-- Begin --

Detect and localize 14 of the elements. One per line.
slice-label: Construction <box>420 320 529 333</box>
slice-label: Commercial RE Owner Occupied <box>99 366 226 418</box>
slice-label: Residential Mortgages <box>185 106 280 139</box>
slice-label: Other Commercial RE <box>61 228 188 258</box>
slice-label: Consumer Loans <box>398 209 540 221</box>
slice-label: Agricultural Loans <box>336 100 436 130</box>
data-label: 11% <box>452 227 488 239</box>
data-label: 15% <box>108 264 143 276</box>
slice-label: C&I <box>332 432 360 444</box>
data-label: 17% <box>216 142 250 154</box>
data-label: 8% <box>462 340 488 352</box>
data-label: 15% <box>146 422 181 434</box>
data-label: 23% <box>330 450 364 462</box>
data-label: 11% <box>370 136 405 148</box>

-- End --

**The problem**
Write out every row above word for word, keeping each line unchanged and in its original order.

**Completed task**
Detect and localize 14 of the elements. One per line.
slice-label: Construction <box>420 320 529 333</box>
slice-label: Commercial RE Owner Occupied <box>99 366 226 418</box>
slice-label: Residential Mortgages <box>185 106 280 139</box>
slice-label: Other Commercial RE <box>61 228 188 258</box>
slice-label: Consumer Loans <box>398 209 540 221</box>
slice-label: Agricultural Loans <box>336 100 436 130</box>
data-label: 11% <box>452 227 488 239</box>
data-label: 15% <box>108 264 143 276</box>
slice-label: C&I <box>332 432 360 444</box>
data-label: 17% <box>216 142 250 154</box>
data-label: 8% <box>462 340 488 352</box>
data-label: 15% <box>146 422 181 434</box>
data-label: 23% <box>330 450 364 462</box>
data-label: 11% <box>370 136 405 148</box>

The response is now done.